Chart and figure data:
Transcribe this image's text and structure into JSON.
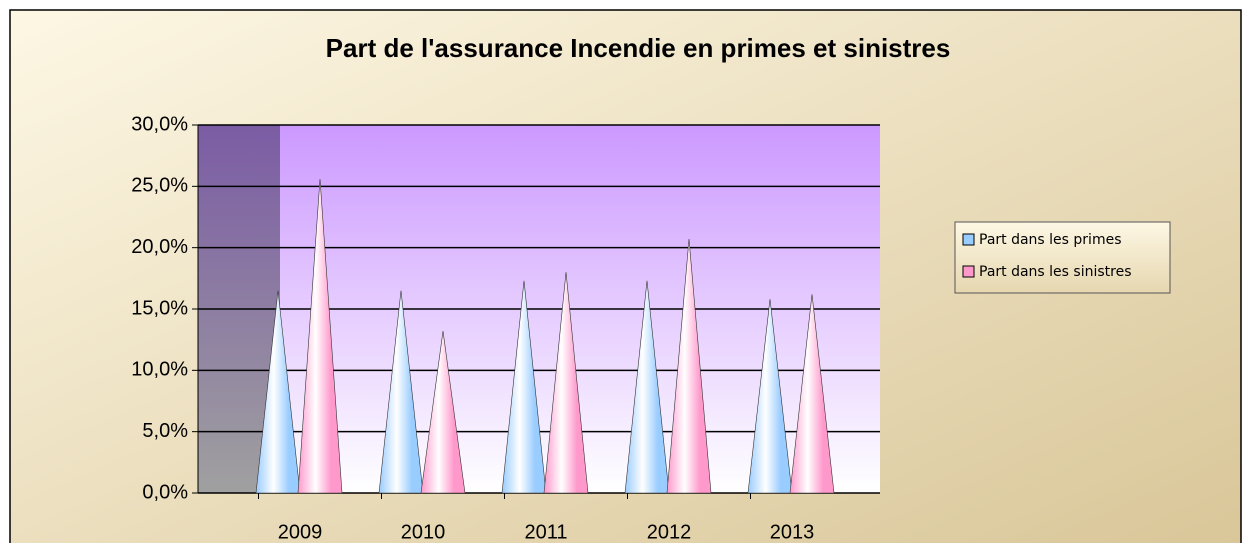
{
  "chart_data": {
    "type": "cone",
    "title": "Part de l'assurance Incendie en primes et sinistres",
    "categories": [
      "2009",
      "2010",
      "2011",
      "2012",
      "2013"
    ],
    "series": [
      {
        "name": "Part dans les primes",
        "color": "#99ccff",
        "values": [
          16.5,
          16.5,
          17.3,
          17.3,
          15.8
        ]
      },
      {
        "name": "Part dans les sinistres",
        "color": "#ff99cc",
        "values": [
          25.6,
          13.2,
          18.0,
          20.7,
          16.2
        ]
      }
    ],
    "ylim": [
      0,
      30
    ],
    "yticks": [
      {
        "value": 0,
        "label": "0,0%"
      },
      {
        "value": 5,
        "label": "5,0%"
      },
      {
        "value": 10,
        "label": "10,0%"
      },
      {
        "value": 15,
        "label": "15,0%"
      },
      {
        "value": 20,
        "label": "20,0%"
      },
      {
        "value": 25,
        "label": "25,0%"
      },
      {
        "value": 30,
        "label": "30,0%"
      }
    ],
    "grid": true,
    "legend": "right"
  }
}
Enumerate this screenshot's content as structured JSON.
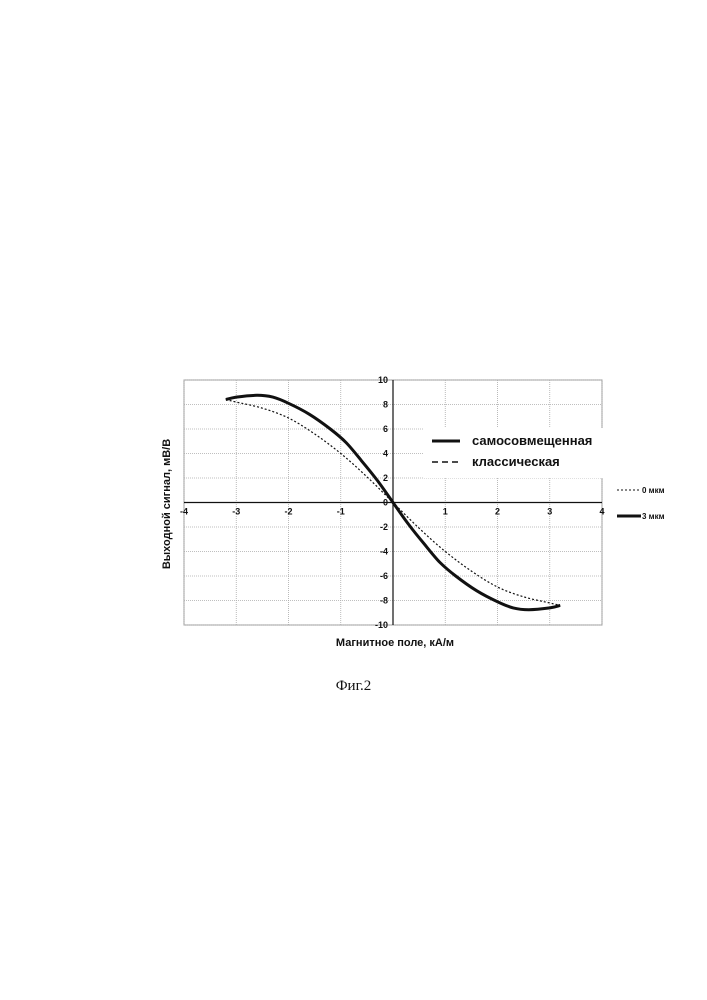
{
  "chart_data": {
    "type": "line",
    "xlabel": "Магнитное поле, кА/м",
    "ylabel": "Выходной сигнал, мВ/В",
    "xlim": [
      -4,
      4
    ],
    "ylim": [
      -10,
      10
    ],
    "x_ticks": [
      -4,
      -3,
      -2,
      -1,
      0,
      1,
      2,
      3,
      4
    ],
    "y_ticks": [
      -10,
      -8,
      -6,
      -4,
      -2,
      0,
      2,
      4,
      6,
      8,
      10
    ],
    "grid": true,
    "legend_inner": [
      "самосовмещенная",
      "классическая"
    ],
    "legend_outer": [
      "0 мкм",
      "3 мкм"
    ],
    "series": [
      {
        "name": "3 мкм",
        "style": "solid-thick",
        "x": [
          -3.2,
          -3.0,
          -2.6,
          -2.3,
          -2.0,
          -1.6,
          -1.2,
          -0.9,
          -0.6,
          -0.3,
          0,
          0.3,
          0.6,
          0.9,
          1.2,
          1.6,
          2.0,
          2.3,
          2.6,
          3.0,
          3.2
        ],
        "y": [
          8.4,
          8.6,
          8.75,
          8.6,
          8.1,
          7.2,
          6.0,
          4.9,
          3.4,
          1.8,
          0,
          -1.8,
          -3.4,
          -4.9,
          -6.0,
          -7.2,
          -8.1,
          -8.6,
          -8.75,
          -8.6,
          -8.4
        ]
      },
      {
        "name": "0 мкм",
        "style": "dashed",
        "x": [
          -3.2,
          -3.0,
          -2.5,
          -2.0,
          -1.5,
          -1.0,
          -0.5,
          0,
          0.5,
          1.0,
          1.5,
          2.0,
          2.5,
          3.0,
          3.2
        ],
        "y": [
          8.4,
          8.2,
          7.7,
          6.9,
          5.6,
          4.0,
          2.1,
          0,
          -2.1,
          -4.0,
          -5.6,
          -6.9,
          -7.7,
          -8.2,
          -8.4
        ]
      }
    ]
  },
  "caption": "Фиг.2"
}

- **Work to be completed**
Report how many lines include the word "this". Give nothing but the number.

- **Response**
2